→ **Exercise requirements**
Within the listing below, locate all lines containing the word "新的一年新的开始". Copy each one.

* * * * *

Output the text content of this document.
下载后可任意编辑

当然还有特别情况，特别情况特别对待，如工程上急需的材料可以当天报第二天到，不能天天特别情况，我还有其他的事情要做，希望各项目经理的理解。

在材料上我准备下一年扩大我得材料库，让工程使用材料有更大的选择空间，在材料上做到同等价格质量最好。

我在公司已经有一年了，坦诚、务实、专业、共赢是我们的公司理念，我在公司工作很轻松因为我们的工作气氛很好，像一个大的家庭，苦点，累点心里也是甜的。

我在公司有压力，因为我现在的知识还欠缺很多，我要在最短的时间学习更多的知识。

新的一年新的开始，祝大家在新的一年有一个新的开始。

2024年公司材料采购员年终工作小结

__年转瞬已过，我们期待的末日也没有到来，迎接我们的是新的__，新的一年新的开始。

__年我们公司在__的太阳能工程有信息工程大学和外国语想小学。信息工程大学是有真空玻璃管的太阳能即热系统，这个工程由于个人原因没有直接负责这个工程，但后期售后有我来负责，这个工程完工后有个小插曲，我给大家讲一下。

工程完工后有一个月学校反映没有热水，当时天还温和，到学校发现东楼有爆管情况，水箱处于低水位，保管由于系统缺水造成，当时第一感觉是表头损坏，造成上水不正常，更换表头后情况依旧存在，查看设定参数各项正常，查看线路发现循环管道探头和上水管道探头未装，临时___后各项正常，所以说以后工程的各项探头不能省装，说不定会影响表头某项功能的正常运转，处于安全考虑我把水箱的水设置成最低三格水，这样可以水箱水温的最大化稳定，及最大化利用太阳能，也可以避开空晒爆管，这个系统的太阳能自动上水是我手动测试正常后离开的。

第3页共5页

* * * * *

→ **Exercise result**
新的一年新的开始，祝大家在新的一年有一个新的开始。
__年转瞬已过，我们期待的末日也没有到来，迎接我们的是新的__，新的一年新的开始。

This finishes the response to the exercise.